### The problem
Count, in the entries, the lines with "channel". Answer with the number only.

Collected data entries:
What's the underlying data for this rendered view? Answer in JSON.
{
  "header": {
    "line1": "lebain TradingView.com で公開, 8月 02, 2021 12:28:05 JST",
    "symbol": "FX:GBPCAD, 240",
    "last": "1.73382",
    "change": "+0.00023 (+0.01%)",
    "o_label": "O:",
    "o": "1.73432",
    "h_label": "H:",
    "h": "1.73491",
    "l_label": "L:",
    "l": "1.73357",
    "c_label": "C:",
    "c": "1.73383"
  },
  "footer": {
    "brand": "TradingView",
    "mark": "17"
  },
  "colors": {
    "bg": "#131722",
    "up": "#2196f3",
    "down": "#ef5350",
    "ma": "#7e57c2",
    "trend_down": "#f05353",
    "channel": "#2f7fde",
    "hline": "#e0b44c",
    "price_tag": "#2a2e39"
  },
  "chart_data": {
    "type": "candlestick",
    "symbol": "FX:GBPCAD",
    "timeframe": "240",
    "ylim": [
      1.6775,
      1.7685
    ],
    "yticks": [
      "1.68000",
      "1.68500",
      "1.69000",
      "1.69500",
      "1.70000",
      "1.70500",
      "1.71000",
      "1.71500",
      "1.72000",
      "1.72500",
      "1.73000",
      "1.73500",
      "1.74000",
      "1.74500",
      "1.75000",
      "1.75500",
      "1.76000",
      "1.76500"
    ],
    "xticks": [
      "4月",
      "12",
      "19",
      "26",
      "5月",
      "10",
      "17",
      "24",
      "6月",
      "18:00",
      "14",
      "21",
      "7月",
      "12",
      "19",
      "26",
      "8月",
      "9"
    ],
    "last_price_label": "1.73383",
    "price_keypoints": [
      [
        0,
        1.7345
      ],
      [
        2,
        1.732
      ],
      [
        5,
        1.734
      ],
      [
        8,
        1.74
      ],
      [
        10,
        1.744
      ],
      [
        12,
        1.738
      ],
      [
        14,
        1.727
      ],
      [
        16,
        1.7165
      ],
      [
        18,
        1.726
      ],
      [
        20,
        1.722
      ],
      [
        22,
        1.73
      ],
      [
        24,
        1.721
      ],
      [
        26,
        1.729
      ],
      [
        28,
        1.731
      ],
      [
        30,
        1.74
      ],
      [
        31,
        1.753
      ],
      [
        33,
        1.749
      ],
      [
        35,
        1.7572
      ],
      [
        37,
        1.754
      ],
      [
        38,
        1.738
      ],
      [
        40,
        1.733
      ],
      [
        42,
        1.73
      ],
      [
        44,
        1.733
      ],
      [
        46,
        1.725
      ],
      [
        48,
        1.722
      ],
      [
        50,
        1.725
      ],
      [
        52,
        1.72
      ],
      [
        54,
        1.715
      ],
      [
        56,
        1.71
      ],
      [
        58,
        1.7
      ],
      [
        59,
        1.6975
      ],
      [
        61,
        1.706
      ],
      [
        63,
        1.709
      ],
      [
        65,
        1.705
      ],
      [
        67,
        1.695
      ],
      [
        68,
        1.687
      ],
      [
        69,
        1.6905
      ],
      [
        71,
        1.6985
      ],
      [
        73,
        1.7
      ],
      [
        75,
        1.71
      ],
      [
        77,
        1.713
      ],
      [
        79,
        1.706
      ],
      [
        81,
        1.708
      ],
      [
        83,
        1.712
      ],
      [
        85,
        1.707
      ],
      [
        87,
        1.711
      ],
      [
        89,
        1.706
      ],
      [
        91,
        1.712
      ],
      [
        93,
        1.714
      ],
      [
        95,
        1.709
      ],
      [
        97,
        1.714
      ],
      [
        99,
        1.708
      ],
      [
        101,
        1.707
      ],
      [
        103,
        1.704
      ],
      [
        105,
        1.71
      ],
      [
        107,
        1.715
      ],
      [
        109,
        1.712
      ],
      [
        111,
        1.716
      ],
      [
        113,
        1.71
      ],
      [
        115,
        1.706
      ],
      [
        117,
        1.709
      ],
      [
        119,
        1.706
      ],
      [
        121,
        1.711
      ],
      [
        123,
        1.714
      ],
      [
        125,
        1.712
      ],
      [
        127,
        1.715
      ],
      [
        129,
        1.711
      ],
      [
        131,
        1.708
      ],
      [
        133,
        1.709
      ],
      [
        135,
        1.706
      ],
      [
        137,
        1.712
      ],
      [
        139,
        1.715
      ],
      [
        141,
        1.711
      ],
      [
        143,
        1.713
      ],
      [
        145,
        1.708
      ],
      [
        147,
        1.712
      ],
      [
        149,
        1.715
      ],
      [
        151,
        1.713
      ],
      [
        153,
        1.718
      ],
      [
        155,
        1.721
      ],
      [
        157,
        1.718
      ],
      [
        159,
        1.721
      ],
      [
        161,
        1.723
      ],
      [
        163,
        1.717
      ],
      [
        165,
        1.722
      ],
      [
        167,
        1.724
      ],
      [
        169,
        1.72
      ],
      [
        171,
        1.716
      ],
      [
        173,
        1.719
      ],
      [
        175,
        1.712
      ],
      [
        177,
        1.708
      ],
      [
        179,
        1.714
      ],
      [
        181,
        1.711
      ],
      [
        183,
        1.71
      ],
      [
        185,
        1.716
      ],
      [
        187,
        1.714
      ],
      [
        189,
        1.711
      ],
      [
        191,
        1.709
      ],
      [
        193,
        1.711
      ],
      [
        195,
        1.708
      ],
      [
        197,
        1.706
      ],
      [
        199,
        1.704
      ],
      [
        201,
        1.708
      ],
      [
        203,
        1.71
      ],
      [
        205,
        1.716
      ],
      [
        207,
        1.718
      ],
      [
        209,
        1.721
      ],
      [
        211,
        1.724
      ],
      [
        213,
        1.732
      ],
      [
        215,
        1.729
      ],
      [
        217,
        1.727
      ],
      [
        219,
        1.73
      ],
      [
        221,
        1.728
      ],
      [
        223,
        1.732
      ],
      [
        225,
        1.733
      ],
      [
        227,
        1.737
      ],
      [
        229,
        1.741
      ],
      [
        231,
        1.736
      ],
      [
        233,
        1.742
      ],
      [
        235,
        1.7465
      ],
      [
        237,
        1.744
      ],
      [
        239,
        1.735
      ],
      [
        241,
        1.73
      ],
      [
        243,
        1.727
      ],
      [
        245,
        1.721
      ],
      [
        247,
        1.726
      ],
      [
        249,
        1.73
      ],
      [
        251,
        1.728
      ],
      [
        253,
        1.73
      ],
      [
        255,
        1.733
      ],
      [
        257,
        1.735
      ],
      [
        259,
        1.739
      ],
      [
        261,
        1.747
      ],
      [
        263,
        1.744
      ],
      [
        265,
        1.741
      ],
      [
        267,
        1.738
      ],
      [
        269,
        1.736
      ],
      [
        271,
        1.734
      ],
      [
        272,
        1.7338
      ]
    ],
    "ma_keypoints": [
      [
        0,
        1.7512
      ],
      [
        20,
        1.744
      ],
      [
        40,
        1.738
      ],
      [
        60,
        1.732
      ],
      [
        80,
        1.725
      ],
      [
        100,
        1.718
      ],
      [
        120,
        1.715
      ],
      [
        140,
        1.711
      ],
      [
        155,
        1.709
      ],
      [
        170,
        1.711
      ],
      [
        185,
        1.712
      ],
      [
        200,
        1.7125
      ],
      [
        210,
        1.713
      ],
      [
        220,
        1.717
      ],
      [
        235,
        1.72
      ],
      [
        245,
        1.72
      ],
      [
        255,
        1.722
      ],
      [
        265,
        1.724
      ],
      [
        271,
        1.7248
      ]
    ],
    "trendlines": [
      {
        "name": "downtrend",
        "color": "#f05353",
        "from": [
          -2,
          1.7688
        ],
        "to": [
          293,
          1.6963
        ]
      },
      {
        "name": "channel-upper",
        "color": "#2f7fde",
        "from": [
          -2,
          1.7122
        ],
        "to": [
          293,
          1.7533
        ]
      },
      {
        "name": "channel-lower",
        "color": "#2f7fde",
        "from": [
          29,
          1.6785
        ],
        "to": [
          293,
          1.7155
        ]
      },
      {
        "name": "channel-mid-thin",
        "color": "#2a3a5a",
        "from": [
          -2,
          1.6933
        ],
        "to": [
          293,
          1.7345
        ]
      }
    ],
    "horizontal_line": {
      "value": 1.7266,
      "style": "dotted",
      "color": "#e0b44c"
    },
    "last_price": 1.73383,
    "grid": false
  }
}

### Written solution
4